● Objective:
Copy, from the entries below, each line in which the string "document" appears.

──────── Provided information ────────

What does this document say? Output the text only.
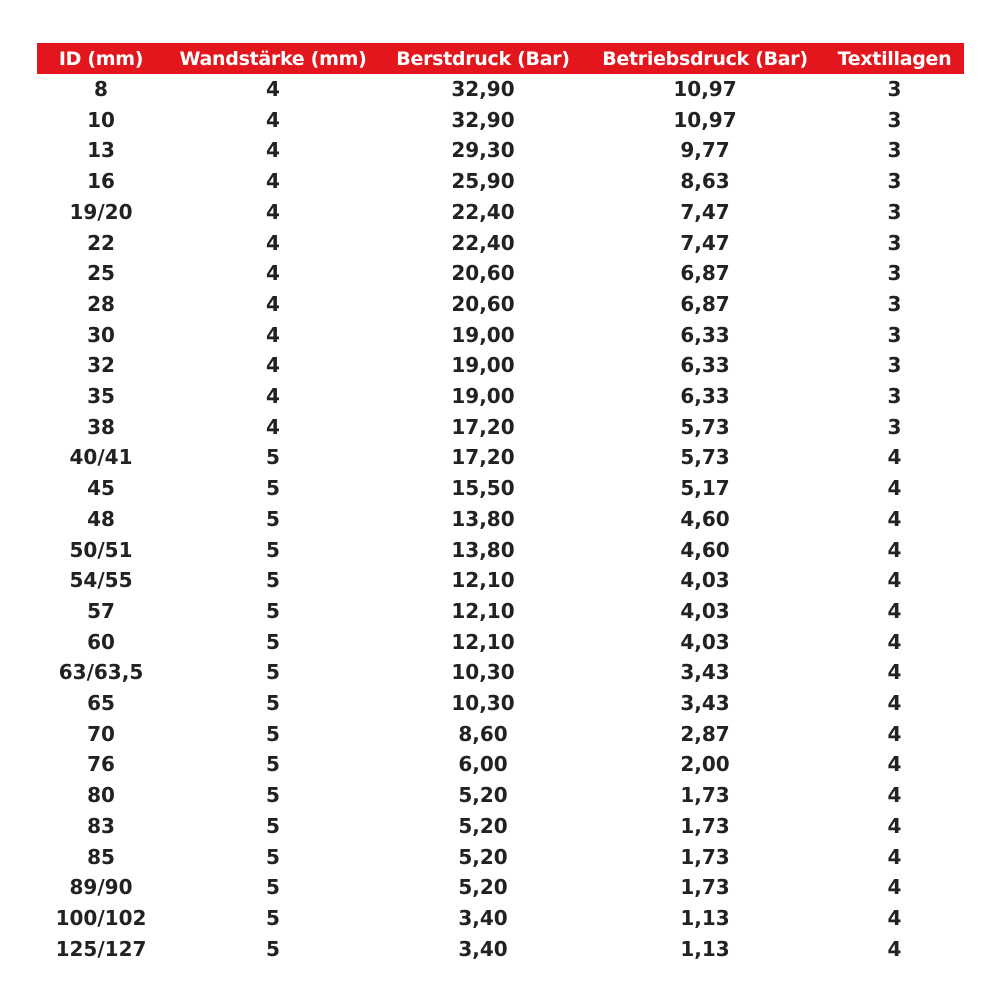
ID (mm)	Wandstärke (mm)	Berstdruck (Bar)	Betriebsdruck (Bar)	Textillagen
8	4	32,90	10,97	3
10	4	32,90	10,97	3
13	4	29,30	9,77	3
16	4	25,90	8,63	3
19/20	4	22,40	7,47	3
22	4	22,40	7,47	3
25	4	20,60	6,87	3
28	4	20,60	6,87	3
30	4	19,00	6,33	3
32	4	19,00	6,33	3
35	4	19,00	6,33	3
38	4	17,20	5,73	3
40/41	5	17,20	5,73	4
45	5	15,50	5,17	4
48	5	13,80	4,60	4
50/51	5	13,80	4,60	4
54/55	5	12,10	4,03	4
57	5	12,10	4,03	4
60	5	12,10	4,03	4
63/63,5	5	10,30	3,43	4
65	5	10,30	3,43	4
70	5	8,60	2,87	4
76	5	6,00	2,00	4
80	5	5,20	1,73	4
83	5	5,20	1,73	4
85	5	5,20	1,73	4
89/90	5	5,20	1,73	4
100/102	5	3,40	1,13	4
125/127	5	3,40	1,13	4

────────
──────── Provided information ────────

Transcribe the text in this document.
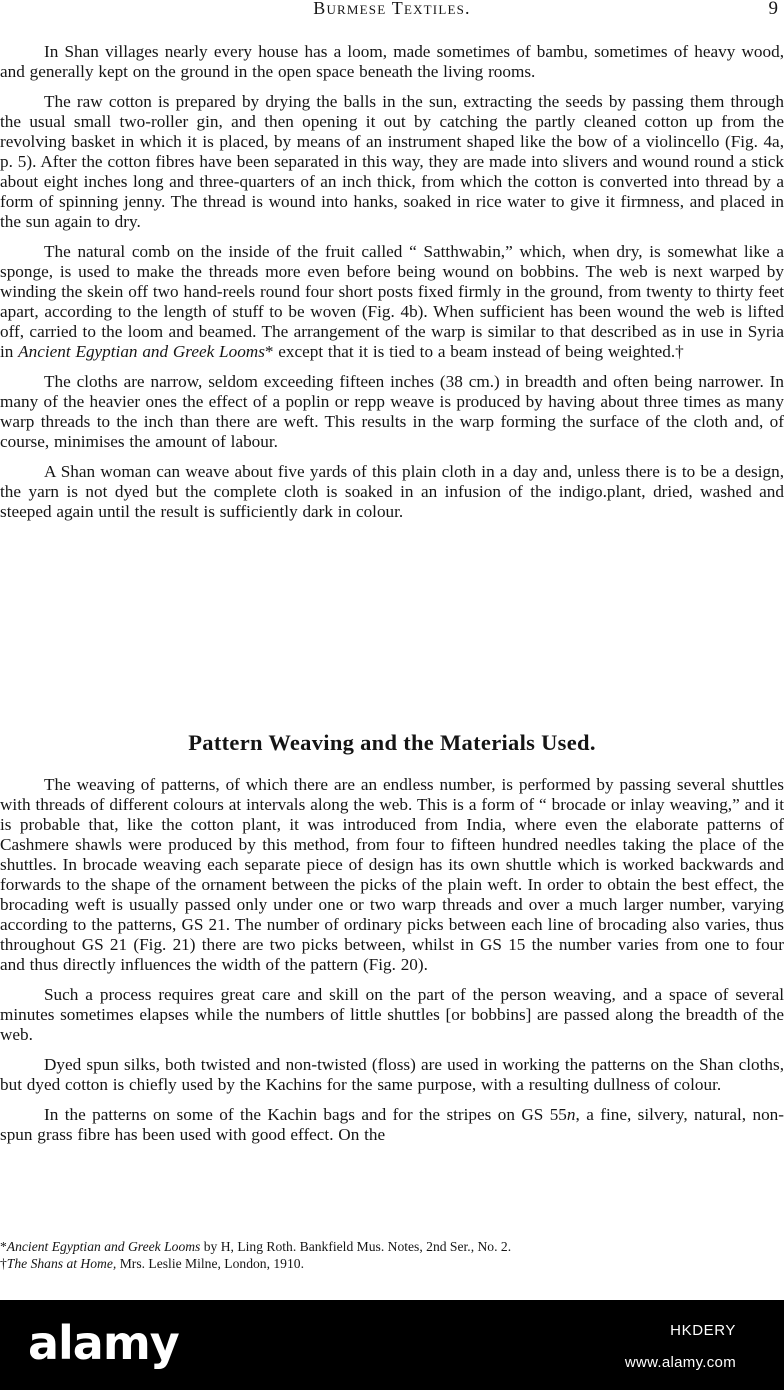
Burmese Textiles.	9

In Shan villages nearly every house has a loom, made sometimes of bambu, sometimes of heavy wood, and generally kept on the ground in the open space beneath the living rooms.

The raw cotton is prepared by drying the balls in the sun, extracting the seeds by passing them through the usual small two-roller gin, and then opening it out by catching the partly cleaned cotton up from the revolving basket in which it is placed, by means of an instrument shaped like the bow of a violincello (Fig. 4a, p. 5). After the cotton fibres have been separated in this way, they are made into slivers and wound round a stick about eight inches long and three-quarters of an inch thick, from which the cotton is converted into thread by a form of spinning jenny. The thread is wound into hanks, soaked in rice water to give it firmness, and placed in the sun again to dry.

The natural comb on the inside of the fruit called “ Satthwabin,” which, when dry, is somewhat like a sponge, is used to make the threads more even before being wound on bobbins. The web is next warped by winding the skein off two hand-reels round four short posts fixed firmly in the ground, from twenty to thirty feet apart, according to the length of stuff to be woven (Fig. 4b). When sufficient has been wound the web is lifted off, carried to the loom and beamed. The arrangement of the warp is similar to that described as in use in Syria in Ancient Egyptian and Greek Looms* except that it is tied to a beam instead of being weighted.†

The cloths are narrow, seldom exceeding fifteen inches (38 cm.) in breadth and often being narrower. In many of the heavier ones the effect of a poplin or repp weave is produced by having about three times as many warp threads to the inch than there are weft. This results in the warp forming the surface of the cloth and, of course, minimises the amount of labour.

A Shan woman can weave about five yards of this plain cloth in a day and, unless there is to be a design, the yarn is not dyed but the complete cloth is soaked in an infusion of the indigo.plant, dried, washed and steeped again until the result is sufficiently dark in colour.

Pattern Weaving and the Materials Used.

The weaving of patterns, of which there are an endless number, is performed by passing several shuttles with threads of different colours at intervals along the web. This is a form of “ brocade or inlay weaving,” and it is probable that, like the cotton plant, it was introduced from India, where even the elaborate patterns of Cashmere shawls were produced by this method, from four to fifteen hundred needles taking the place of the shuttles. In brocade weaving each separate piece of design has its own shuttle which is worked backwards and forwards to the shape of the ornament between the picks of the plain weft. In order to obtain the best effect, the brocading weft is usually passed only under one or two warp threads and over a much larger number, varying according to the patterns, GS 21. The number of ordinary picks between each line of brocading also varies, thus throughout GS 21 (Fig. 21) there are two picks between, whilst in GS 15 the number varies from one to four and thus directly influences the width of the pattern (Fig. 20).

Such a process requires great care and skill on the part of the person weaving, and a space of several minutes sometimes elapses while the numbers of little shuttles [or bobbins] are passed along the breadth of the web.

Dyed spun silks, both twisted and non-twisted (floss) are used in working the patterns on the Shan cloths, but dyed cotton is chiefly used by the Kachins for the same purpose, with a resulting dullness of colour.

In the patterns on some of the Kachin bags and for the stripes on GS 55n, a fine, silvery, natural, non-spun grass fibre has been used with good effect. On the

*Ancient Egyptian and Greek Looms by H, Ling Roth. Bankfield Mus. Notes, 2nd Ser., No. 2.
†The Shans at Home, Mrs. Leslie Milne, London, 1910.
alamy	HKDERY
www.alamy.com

────────

● Final result:
What does this document say? Output the text only.
Transcribe the text in this document.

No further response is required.